| TEXT FOR ANALYSIS |
▽

Abstract
Introduction
Out of hours admissions have higher mortality for many conditions but upper gastrointestinal haemorrhage studies have produced variable outcomes.
Methods
Prospective study of 12 months consecutive admissions of upper gastrointestinal haemorrhage from four international high volume centres. Admission period (weekdays, weeknights or weekends), demographics, haemodynamic parameters, laboratory results, endoscopy findings, further procedures and 30-day mortality were recorded. Five upper gastrointestinal haemorrhage risk scores were calculated.
Results
2118 patients, 60% male, median age 66 years were studied. Compared with patients presenting on weekdays, patients presenting at weekends had no significant differences in comorbidity, pulse, systolic BP, risk scores, frequency of peptic ulcers or varices. Those presenting on weekdays had lower haemoglobin (p = 0.007) and were more likely to have a normal endoscopy (p < 0.01). Time to endoscopy was less for weeknight presentation (p = 0.001). Sixty-seven per cent of those presenting on weekdays, 75% on weeknights and 60% at weekends had endoscopy within 24 h. Transfusion requirements, need for endoscopic therapy or surgery/embolization, rebleeding rates (6.1%) and mortality (7.2%) did not differ with presentation time.

△

| AVAILABLE DATA |
▽

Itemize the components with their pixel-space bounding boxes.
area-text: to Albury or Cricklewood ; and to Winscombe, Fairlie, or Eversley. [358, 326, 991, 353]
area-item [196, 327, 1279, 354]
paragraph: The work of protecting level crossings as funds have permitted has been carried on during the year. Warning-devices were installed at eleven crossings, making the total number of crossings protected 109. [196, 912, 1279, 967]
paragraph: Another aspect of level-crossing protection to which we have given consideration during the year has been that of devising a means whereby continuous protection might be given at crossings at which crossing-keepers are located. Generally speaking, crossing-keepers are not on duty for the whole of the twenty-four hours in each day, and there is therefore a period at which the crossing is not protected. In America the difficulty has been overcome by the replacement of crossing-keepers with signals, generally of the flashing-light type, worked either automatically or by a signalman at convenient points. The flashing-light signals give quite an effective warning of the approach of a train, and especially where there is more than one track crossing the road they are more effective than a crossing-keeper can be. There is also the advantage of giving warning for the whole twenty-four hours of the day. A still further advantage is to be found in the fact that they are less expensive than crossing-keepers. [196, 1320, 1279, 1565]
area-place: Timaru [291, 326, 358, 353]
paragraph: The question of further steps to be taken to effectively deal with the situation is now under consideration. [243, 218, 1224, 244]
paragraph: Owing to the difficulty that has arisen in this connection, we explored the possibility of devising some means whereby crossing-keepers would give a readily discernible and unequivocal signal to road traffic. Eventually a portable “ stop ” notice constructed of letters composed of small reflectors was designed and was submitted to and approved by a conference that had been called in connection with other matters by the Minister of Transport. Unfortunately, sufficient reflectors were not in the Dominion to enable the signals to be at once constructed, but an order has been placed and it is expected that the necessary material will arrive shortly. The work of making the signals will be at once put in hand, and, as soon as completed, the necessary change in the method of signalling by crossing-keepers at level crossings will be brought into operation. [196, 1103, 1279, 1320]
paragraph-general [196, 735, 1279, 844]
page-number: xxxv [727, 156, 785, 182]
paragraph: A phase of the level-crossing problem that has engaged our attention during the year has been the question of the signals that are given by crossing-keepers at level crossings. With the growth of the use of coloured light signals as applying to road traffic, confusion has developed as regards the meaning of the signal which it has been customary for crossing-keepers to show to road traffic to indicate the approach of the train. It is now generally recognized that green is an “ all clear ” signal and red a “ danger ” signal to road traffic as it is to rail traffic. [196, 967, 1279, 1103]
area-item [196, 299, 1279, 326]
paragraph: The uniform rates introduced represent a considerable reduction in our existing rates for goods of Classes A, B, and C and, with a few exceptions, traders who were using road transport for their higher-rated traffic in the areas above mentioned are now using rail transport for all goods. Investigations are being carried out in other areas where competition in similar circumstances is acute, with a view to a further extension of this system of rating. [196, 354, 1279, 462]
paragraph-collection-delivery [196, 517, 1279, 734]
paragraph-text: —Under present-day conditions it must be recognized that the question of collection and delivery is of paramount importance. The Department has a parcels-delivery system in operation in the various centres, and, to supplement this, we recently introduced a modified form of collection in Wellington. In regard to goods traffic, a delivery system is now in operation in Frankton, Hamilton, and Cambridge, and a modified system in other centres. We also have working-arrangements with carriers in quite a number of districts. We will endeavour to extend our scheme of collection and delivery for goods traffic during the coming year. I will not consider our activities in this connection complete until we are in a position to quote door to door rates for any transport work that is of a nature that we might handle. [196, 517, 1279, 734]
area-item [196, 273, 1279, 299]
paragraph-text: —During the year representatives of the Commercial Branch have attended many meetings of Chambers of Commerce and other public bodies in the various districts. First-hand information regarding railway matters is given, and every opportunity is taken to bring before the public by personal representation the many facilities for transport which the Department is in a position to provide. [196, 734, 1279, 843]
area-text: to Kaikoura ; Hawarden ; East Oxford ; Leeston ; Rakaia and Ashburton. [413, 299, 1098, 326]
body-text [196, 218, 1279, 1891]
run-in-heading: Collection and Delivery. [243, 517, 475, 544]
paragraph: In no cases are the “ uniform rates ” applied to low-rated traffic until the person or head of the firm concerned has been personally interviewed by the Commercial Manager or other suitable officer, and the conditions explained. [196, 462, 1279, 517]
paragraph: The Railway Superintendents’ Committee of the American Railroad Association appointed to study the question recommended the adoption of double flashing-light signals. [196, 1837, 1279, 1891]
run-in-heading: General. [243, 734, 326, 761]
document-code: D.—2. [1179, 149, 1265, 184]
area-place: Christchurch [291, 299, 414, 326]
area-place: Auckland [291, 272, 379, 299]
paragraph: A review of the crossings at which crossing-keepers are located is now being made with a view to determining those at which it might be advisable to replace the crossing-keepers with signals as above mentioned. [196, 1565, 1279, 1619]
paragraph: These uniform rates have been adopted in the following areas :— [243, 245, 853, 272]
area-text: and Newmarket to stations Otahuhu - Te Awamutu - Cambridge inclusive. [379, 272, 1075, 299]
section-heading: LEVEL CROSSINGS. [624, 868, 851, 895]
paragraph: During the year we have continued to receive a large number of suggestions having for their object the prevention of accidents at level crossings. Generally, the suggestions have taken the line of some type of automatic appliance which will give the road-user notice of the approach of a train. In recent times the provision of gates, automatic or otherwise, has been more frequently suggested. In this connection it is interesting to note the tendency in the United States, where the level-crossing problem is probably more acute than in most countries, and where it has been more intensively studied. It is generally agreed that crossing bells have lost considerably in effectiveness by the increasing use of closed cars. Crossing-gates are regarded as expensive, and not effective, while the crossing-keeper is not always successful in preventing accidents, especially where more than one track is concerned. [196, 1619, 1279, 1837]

△

| YOUR ASSIGNMENT |
Continue the abstract above on upper gastrointestinal bleeding and time of admission, starting after the last sentence of its Results section.

| ANSWER TO THIS PROBLEM |
Conclusion
This multi-centre international study in large centres found no difference in demographics, comorbidity or haemodynamic stability and no increase in mortality for patients presenting with upper gastrointestinal haemorrhage out of hours.
Keywords
Key summary
In this multi-centre international study, patients presenting out of hours (weekends and weeknights) with upper gastrointestinal haemorrhage do not differ in outcome (transfusion, endoscopic therapy, surgery/ embolization, rebleeding, mortality) from those presenting during weekdays. Patients presenting out of hours (weekends and weeknights) with upper gastrointestinal haemorrhage do not differ in respect of comorbidity, haemodynamic stability, risk scores and endoscopic findings. Patients presenting on weeknights with upper gastrointestinal haemorrhage had an upper gastrointestinal endoscopy earlier than those presenting during weekdays or weekends.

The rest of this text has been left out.